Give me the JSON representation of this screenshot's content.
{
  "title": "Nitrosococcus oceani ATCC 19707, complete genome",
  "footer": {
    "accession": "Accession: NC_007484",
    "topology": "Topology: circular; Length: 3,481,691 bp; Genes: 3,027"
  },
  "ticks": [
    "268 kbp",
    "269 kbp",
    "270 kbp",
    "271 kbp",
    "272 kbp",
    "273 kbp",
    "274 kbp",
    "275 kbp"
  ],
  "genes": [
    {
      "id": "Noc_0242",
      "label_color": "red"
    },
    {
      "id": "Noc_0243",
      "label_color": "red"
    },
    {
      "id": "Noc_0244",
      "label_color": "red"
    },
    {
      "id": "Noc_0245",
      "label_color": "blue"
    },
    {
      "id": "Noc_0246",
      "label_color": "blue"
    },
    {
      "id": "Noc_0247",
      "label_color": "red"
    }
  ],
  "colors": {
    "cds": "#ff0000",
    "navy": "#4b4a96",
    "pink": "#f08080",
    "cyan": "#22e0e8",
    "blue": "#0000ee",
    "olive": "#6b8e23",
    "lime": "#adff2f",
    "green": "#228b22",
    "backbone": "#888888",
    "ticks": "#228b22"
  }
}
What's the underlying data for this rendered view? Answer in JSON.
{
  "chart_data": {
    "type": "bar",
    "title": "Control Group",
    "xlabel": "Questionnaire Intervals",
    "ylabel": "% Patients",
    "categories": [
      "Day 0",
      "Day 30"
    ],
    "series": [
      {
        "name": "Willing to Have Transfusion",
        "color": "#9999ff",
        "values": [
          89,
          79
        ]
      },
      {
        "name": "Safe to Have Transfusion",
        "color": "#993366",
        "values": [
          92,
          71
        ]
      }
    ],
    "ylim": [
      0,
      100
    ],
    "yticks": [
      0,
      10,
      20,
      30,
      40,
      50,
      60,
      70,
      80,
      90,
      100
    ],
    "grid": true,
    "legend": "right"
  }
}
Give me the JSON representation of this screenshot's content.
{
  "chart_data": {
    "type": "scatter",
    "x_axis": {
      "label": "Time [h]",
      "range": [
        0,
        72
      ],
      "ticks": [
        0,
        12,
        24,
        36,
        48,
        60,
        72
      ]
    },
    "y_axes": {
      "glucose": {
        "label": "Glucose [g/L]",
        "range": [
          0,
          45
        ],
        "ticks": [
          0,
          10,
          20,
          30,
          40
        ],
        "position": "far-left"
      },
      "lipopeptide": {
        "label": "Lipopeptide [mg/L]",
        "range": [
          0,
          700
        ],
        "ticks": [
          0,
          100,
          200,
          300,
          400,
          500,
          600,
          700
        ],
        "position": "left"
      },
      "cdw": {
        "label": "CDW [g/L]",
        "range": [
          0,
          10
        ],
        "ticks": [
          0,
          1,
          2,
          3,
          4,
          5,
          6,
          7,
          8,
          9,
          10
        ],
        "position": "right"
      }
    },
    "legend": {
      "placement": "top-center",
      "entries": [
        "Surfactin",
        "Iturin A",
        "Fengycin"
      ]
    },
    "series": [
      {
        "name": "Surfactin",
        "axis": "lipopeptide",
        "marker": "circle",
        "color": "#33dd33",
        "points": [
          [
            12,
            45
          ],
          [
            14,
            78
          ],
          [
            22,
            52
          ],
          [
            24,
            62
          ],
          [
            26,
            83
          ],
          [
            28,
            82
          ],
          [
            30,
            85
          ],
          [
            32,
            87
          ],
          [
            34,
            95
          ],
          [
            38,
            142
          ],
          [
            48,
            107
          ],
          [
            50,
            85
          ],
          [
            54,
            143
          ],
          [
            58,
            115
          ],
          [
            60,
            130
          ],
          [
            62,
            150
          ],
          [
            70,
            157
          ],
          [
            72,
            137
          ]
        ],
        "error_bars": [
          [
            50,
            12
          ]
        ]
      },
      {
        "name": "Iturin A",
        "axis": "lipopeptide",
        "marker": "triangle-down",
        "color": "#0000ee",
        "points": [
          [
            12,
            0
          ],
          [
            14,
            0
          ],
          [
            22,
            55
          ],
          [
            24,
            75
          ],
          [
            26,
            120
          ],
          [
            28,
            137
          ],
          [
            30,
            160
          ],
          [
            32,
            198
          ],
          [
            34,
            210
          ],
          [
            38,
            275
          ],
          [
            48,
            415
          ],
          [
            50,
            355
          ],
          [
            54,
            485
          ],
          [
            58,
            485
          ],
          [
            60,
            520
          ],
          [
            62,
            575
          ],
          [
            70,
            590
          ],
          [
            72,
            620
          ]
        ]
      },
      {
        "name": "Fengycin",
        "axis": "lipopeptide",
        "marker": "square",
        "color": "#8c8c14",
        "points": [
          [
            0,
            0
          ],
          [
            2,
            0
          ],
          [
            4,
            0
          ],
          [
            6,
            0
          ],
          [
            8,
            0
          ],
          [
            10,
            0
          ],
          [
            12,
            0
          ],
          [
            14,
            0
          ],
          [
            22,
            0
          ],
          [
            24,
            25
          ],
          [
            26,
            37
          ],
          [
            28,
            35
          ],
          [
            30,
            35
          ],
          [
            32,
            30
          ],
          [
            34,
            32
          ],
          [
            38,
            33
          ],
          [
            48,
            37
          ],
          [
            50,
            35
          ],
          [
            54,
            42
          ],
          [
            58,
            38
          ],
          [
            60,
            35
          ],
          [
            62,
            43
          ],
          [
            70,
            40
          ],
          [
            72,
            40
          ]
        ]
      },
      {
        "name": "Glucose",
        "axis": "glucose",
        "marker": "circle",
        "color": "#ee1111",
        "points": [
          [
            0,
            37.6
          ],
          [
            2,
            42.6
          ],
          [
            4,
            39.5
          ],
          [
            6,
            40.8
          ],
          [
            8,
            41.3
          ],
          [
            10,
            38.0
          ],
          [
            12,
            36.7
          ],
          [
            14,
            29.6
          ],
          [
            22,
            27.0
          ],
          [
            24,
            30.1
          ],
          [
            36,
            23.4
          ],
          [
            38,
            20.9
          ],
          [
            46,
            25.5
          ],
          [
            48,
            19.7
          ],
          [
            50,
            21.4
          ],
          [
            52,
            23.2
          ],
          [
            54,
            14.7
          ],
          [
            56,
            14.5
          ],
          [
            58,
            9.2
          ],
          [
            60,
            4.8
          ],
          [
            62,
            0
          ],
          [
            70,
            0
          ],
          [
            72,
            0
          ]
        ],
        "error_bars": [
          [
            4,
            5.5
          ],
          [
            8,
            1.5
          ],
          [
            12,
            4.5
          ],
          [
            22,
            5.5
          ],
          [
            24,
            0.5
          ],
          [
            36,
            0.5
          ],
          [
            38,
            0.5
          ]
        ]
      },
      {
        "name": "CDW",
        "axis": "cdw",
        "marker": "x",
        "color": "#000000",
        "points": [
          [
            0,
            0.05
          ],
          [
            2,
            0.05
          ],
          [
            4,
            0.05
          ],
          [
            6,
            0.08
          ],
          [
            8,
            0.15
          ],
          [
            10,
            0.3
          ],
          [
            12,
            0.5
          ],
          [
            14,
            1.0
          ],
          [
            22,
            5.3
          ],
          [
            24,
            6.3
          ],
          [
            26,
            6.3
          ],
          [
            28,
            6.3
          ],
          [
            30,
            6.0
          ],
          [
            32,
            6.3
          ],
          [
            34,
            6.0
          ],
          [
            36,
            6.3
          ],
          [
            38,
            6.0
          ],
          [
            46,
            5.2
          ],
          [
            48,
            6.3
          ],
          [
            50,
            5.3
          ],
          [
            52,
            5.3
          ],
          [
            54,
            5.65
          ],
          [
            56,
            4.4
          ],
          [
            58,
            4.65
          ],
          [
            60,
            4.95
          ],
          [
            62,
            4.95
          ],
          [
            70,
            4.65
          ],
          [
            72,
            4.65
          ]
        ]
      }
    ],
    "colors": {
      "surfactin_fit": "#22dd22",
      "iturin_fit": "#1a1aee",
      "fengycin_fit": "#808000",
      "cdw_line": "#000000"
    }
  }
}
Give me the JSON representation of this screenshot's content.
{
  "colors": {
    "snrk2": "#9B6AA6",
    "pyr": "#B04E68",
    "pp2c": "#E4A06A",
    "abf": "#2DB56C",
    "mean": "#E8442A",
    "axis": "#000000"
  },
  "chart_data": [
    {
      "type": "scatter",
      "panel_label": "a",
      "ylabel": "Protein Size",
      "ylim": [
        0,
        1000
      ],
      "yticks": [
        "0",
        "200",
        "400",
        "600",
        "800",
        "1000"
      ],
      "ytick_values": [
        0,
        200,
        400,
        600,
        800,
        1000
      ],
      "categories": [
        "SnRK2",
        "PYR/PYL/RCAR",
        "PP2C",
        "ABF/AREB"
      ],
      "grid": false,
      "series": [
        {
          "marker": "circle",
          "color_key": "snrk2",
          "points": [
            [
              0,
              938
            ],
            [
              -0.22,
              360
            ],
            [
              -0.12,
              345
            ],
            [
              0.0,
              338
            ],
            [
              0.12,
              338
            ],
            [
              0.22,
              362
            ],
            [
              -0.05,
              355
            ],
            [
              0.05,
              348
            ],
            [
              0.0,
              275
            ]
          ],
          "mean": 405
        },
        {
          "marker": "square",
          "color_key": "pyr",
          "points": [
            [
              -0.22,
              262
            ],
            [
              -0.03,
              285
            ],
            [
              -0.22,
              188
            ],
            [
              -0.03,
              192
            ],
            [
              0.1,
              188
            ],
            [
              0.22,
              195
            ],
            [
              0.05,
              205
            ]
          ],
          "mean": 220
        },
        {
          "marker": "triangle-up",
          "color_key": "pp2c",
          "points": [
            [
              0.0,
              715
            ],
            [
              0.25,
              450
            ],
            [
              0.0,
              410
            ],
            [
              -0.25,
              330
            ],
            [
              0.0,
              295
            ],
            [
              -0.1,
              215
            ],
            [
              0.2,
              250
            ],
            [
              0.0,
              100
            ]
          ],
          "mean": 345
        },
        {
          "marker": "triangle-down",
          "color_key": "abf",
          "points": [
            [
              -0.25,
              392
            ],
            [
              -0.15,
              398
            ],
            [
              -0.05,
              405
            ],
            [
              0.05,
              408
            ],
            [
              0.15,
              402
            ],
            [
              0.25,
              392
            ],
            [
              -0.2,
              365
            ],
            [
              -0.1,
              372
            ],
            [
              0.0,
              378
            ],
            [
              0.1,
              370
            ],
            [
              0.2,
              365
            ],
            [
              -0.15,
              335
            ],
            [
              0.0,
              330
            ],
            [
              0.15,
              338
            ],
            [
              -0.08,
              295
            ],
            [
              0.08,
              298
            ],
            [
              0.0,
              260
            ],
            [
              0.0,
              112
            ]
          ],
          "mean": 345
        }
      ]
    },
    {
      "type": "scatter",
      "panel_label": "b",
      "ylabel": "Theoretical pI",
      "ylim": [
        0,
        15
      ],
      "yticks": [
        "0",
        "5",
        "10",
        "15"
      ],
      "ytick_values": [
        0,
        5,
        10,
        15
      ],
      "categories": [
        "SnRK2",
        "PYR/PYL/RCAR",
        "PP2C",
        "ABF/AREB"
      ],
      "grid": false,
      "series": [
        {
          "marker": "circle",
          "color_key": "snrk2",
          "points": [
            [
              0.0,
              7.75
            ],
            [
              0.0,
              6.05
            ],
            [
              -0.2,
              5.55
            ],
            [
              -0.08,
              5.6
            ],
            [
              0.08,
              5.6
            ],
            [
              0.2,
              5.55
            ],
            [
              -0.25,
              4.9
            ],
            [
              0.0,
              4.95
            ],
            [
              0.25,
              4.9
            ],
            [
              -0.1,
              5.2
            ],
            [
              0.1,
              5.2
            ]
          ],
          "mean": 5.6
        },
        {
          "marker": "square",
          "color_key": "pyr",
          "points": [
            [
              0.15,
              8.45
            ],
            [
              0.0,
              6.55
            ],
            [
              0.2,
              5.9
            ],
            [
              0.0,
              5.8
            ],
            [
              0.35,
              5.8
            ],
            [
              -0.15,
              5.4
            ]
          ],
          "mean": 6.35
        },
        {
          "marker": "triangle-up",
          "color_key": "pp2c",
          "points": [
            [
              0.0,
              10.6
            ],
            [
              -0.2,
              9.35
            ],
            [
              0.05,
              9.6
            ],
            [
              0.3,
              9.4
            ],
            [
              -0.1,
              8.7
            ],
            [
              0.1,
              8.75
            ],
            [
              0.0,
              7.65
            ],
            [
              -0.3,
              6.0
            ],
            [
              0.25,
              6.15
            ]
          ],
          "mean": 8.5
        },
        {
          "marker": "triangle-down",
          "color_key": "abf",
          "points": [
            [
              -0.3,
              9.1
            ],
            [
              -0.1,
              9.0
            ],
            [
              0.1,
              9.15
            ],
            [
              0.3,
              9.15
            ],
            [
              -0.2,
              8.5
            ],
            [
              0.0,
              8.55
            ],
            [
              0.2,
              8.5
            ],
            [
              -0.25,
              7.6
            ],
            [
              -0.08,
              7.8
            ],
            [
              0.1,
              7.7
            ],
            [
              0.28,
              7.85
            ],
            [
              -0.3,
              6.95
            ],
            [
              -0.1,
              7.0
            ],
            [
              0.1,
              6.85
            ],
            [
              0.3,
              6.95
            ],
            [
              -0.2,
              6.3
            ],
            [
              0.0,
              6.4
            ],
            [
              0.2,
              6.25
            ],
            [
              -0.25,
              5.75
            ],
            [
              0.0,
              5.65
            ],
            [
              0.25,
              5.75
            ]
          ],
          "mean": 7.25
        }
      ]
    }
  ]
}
* * * * *
- _Task goal_
Find the word "mean" in the entries above. Copy every line that has it.

- _Task output_
    "mean": "#E8442A",
          "mean": 405
          "mean": 220
          "mean": 345
          "mean": 345
          "mean": 5.6
          "mean": 6.35
          "mean": 8.5
          "mean": 7.25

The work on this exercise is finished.